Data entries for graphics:
▽

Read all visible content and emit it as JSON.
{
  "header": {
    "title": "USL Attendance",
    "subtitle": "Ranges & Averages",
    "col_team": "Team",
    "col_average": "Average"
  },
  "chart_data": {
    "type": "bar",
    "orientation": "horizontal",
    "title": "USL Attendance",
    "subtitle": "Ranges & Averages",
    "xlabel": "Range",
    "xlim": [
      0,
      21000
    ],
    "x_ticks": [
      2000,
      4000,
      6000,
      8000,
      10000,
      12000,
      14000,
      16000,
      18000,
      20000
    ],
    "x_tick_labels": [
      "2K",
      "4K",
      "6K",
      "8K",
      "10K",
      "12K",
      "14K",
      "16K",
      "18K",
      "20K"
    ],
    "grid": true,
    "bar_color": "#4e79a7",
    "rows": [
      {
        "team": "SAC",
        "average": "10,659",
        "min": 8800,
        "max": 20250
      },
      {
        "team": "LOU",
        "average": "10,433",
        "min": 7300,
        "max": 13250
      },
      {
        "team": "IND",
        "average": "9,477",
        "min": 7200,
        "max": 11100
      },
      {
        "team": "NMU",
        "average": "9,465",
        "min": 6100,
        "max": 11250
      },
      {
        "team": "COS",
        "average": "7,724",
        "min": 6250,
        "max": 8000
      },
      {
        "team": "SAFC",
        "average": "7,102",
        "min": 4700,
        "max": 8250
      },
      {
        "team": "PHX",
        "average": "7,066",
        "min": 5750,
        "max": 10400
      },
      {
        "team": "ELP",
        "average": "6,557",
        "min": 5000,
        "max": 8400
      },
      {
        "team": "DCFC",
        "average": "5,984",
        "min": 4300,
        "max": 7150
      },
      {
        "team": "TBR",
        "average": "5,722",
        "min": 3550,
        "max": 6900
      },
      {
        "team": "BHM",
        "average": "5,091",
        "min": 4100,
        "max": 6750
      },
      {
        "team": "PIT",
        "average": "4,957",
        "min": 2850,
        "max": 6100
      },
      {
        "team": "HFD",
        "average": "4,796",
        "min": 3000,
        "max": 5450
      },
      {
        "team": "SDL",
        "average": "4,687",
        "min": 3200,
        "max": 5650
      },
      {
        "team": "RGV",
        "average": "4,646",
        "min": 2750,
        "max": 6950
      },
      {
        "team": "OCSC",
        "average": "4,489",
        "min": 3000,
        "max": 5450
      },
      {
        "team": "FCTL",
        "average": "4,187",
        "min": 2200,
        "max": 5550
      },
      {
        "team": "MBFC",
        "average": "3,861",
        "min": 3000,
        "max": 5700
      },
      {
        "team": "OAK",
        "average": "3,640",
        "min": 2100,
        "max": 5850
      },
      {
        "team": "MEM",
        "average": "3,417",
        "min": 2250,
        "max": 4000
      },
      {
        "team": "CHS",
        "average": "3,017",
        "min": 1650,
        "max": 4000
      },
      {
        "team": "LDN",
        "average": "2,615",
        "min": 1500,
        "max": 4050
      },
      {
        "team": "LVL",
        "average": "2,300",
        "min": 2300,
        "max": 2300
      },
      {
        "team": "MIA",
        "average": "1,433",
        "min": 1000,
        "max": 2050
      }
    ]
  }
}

△

Print the listing above in full, exactly as it is.

§ Output of the task:
Read all visible content and emit it as JSON.
{
  "header": {
    "title": "USL Attendance",
    "subtitle": "Ranges & Averages",
    "col_team": "Team",
    "col_average": "Average"
  },
  "chart_data": {
    "type": "bar",
    "orientation": "horizontal",
    "title": "USL Attendance",
    "subtitle": "Ranges & Averages",
    "xlabel": "Range",
    "xlim": [
      0,
      21000
    ],
    "x_ticks": [
      2000,
      4000,
      6000,
      8000,
      10000,
      12000,
      14000,
      16000,
      18000,
      20000
    ],
    "x_tick_labels": [
      "2K",
      "4K",
      "6K",
      "8K",
      "10K",
      "12K",
      "14K",
      "16K",
      "18K",
      "20K"
    ],
    "grid": true,
    "bar_color": "#4e79a7",
    "rows": [
      {
        "team": "SAC",
        "average": "10,659",
        "min": 8800,
        "max": 20250
      },
      {
        "team": "LOU",
        "average": "10,433",
        "min": 7300,
        "max": 13250
      },
      {
        "team": "IND",
        "average": "9,477",
        "min": 7200,
        "max": 11100
      },
      {
        "team": "NMU",
        "average": "9,465",
        "min": 6100,
        "max": 11250
      },
      {
        "team": "COS",
        "average": "7,724",
        "min": 6250,
        "max": 8000
      },
      {
        "team": "SAFC",
        "average": "7,102",
        "min": 4700,
        "max": 8250
      },
      {
        "team": "PHX",
        "average": "7,066",
        "min": 5750,
        "max": 10400
      },
      {
        "team": "ELP",
        "average": "6,557",
        "min": 5000,
        "max": 8400
      },
      {
        "team": "DCFC",
        "average": "5,984",
        "min": 4300,
        "max": 7150
      },
      {
        "team": "TBR",
        "average": "5,722",
        "min": 3550,
        "max": 6900
      },
      {
        "team": "BHM",
        "average": "5,091",
        "min": 4100,
        "max": 6750
      },
      {
        "team": "PIT",
        "average": "4,957",
        "min": 2850,
        "max": 6100
      },
      {
        "team": "HFD",
        "average": "4,796",
        "min": 3000,
        "max": 5450
      },
      {
        "team": "SDL",
        "average": "4,687",
        "min": 3200,
        "max": 5650
      },
      {
        "team": "RGV",
        "average": "4,646",
        "min": 2750,
        "max": 6950
      },
      {
        "team": "OCSC",
        "average": "4,489",
        "min": 3000,
        "max": 5450
      },
      {
        "team": "FCTL",
        "average": "4,187",
        "min": 2200,
        "max": 5550
      },
      {
        "team": "MBFC",
        "average": "3,861",
        "min": 3000,
        "max": 5700
      },
      {
        "team": "OAK",
        "average": "3,640",
        "min": 2100,
        "max": 5850
      },
      {
        "team": "MEM",
        "average": "3,417",
        "min": 2250,
        "max": 4000
      },
      {
        "team": "CHS",
        "average": "3,017",
        "min": 1650,
        "max": 4000
      },
      {
        "team": "LDN",
        "average": "2,615",
        "min": 1500,
        "max": 4050
      },
      {
        "team": "LVL",
        "average": "2,300",
        "min": 2300,
        "max": 2300
      },
      {
        "team": "MIA",
        "average": "1,433",
        "min": 1000,
        "max": 2050
      }
    ]
  }
}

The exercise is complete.